** Exercise requirements **
Isolate every line in the data with the string "danskfjernvarme" and copy it.

Saved entries
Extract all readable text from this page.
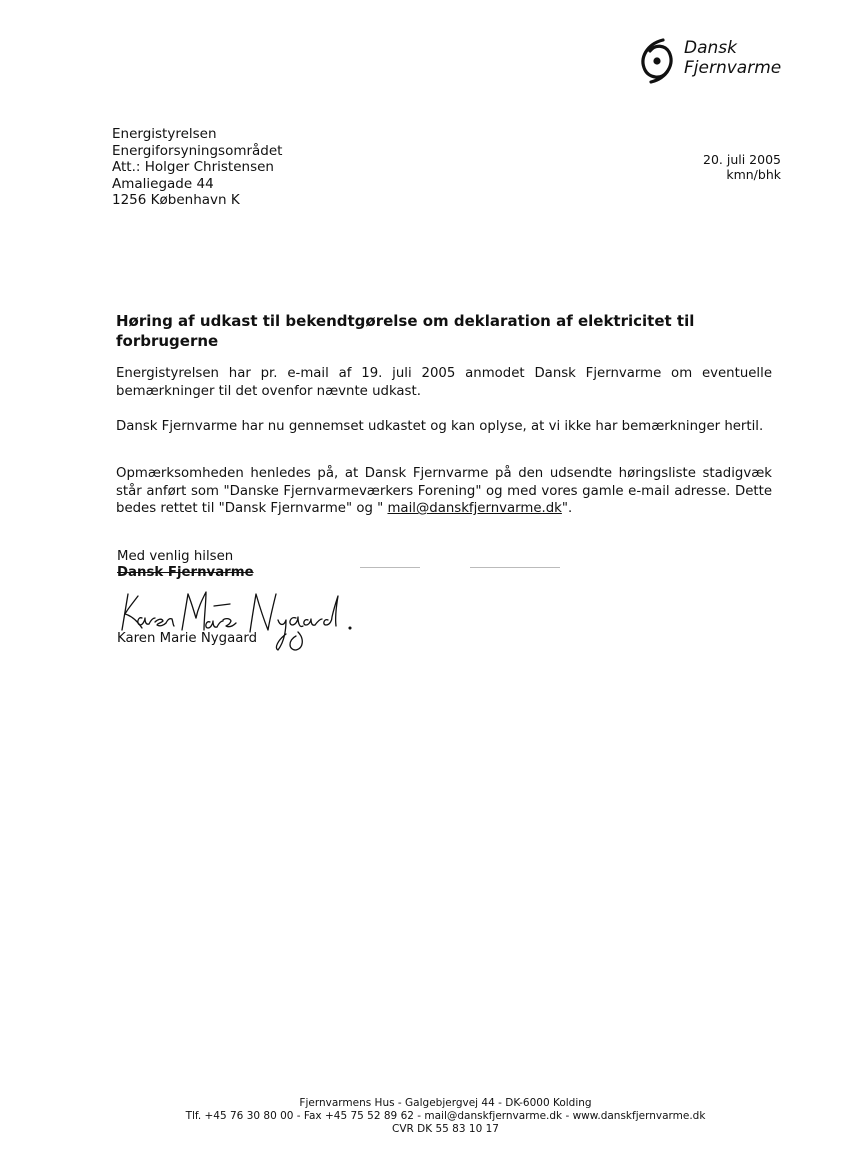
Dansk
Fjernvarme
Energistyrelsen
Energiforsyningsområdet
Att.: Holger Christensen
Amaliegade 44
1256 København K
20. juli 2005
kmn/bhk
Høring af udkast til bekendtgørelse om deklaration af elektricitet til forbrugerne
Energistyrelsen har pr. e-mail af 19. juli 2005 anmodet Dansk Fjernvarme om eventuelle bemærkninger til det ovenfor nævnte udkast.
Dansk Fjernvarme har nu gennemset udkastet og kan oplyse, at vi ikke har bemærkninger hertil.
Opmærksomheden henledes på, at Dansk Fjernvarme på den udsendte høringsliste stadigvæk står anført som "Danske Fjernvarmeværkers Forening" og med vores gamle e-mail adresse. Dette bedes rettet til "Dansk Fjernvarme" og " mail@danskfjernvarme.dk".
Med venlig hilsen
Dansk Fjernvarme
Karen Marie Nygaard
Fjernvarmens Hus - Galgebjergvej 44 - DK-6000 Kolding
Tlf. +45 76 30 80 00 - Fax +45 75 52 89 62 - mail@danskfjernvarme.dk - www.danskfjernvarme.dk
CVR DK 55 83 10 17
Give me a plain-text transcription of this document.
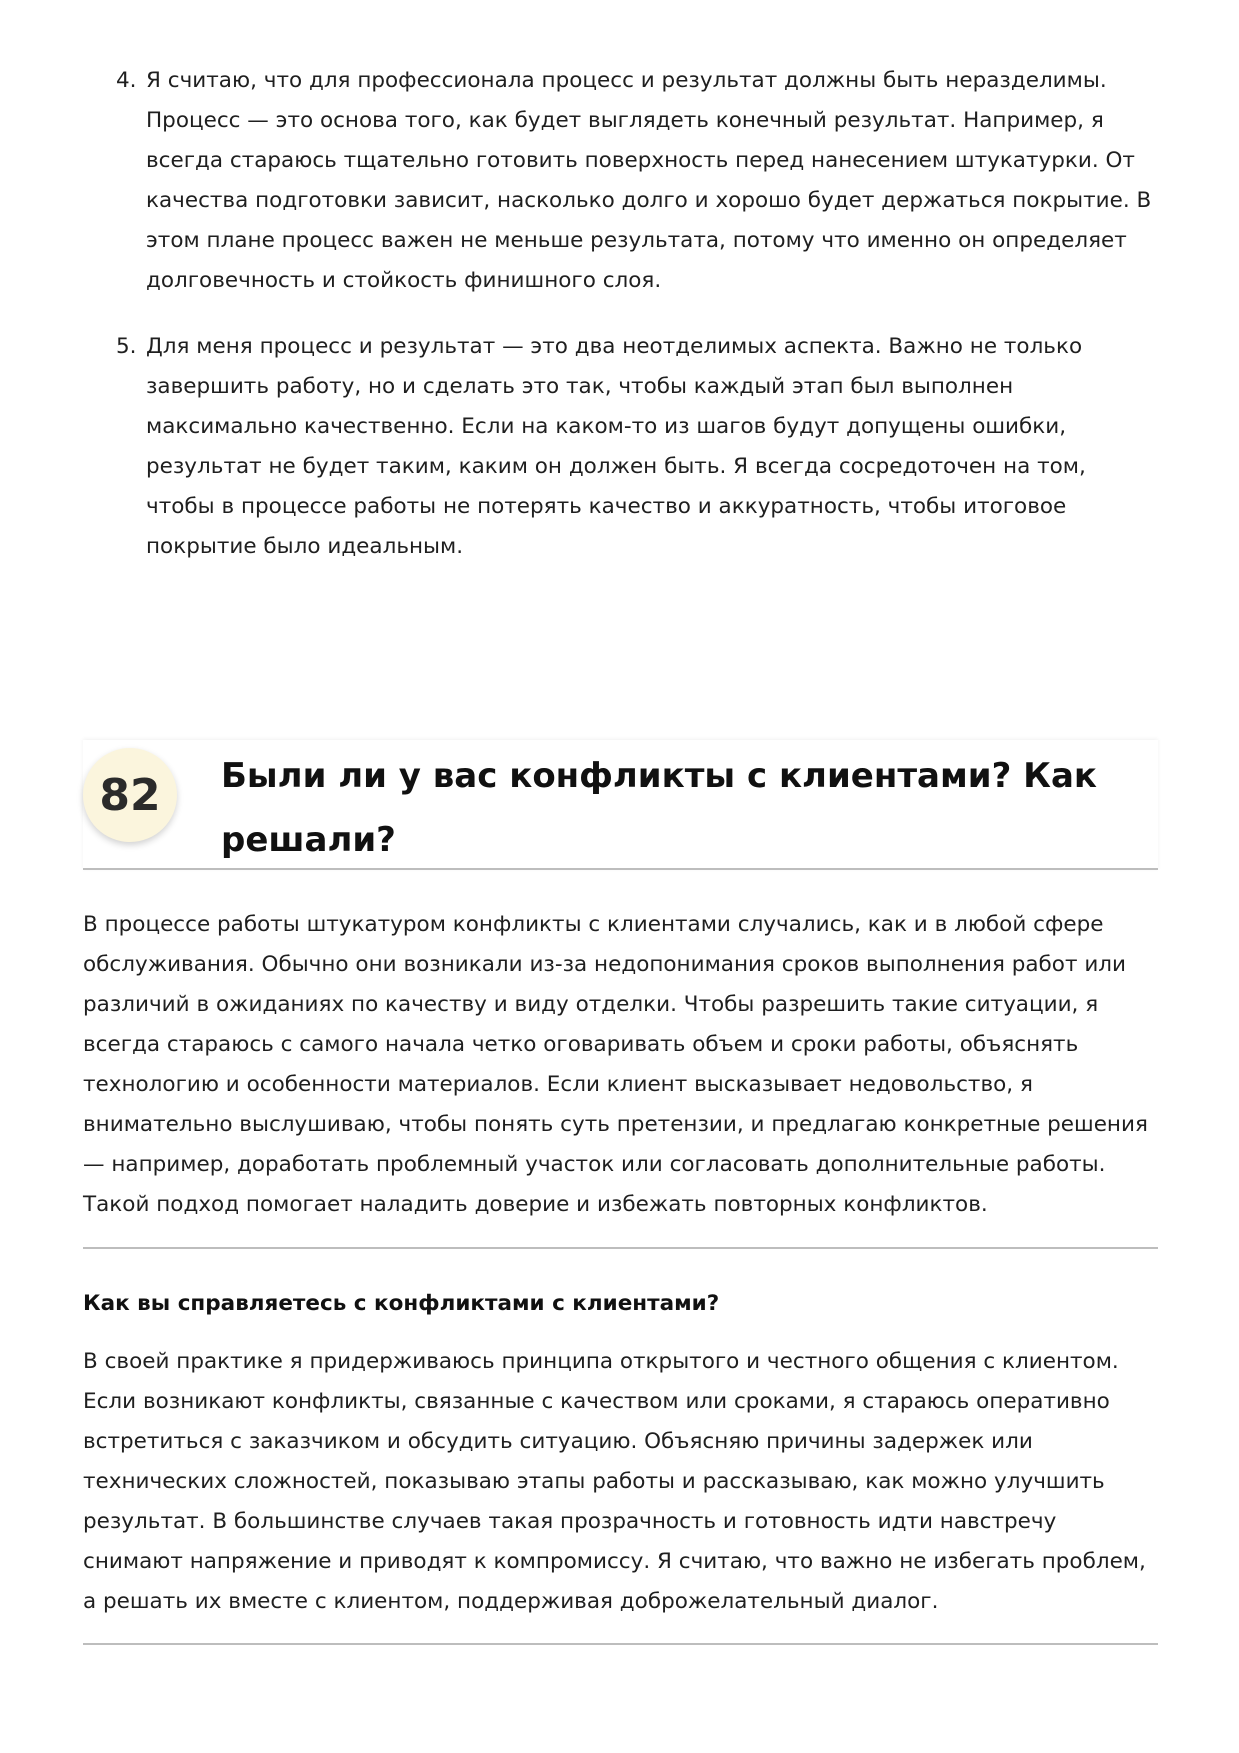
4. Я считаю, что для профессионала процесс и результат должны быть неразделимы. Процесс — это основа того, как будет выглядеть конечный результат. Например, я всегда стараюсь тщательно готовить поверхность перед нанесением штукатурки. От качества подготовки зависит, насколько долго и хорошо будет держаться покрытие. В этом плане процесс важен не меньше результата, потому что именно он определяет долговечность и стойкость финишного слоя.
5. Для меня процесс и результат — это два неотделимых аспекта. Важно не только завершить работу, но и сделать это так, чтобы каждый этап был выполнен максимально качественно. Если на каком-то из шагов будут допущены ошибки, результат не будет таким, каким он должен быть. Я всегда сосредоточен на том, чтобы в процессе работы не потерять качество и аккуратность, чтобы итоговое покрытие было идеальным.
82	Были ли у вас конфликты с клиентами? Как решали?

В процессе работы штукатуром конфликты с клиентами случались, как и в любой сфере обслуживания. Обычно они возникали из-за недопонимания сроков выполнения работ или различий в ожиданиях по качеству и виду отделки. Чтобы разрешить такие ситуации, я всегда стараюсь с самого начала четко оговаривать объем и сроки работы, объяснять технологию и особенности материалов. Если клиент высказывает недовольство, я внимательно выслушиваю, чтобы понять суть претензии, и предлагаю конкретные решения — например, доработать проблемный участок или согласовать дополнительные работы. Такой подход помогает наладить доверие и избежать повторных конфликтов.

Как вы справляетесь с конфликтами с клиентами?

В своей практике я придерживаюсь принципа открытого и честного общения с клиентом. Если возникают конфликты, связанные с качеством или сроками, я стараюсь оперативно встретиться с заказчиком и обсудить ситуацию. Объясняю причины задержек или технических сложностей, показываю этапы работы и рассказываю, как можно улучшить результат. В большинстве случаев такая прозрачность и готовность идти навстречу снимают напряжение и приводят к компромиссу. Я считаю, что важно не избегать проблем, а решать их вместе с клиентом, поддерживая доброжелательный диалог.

* * *

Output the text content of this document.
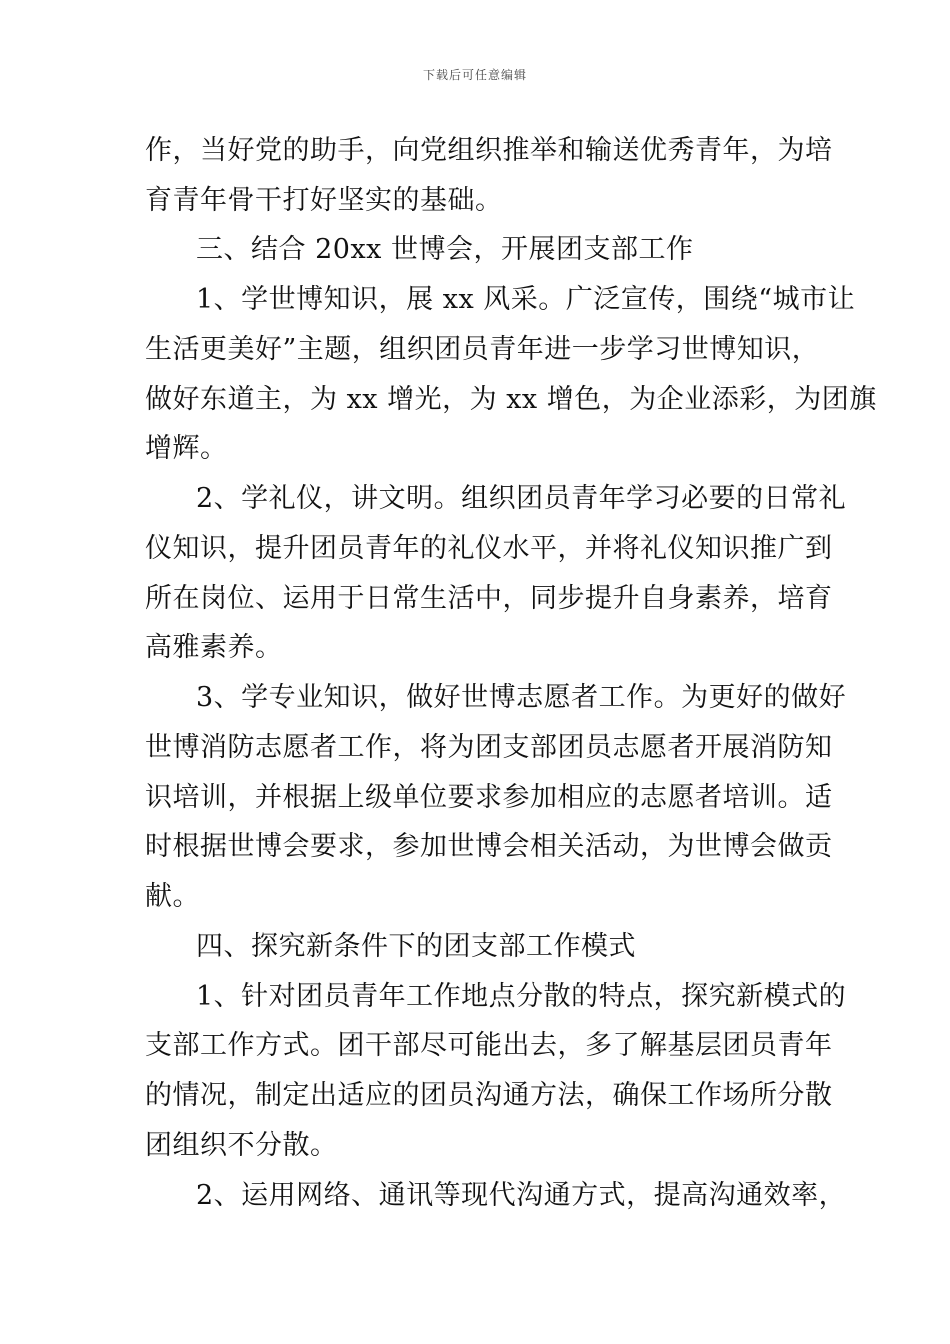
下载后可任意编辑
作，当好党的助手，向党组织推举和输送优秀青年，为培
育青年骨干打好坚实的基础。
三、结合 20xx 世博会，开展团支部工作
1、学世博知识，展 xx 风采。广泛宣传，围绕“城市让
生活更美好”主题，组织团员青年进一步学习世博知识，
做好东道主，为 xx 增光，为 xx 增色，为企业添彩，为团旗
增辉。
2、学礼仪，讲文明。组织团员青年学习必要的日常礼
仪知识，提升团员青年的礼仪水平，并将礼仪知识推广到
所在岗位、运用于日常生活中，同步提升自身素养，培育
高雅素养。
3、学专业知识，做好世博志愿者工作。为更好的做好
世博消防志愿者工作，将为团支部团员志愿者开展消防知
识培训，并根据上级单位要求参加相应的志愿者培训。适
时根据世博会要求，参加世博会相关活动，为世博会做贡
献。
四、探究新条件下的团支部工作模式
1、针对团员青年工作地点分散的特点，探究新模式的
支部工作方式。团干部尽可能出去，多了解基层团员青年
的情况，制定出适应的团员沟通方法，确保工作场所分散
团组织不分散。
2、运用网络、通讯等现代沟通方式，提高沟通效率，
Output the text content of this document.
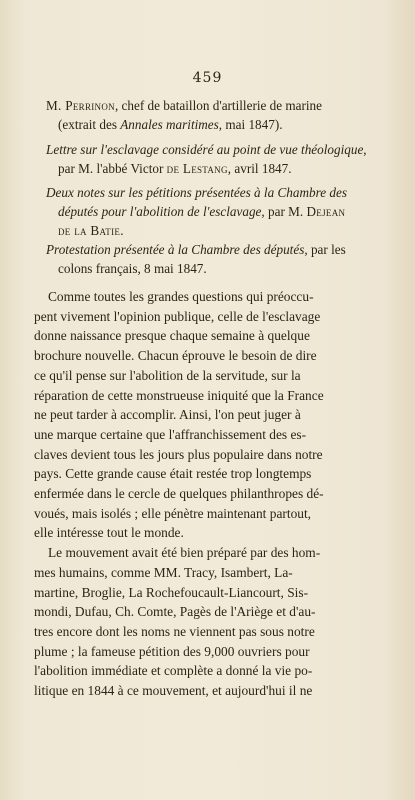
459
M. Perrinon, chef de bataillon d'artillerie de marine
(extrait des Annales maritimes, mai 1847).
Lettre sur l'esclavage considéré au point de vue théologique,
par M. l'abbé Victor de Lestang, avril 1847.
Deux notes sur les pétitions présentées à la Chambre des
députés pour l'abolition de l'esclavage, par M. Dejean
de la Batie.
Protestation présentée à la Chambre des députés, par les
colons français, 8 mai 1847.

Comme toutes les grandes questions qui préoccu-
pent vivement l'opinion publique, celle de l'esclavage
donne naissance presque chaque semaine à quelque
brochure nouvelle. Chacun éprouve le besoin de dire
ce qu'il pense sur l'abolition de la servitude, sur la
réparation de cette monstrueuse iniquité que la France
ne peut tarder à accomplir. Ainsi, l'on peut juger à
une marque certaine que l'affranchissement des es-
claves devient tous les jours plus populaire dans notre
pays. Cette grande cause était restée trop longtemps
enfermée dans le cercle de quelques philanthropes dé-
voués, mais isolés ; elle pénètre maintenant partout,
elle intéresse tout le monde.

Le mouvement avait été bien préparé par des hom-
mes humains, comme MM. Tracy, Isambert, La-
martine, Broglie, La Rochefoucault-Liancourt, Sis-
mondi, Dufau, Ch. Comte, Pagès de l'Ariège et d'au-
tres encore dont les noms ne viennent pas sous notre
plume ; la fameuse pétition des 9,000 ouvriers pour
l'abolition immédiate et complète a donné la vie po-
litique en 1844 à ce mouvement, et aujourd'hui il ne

** Result of this task **
Opmærksomheden henledes på, at Dansk Fjernvarme på den udsendte høringsliste stadigvæk står anført som "Danske Fjernvarmeværkers Forening" og med vores gamle e-mail adresse. Dette bedes rettet til "Dansk Fjernvarme" og " mail@danskfjernvarme.dk".
Tlf. +45 76 30 80 00 - Fax +45 75 52 89 62 - mail@danskfjernvarme.dk - www.danskfjernvarme.dk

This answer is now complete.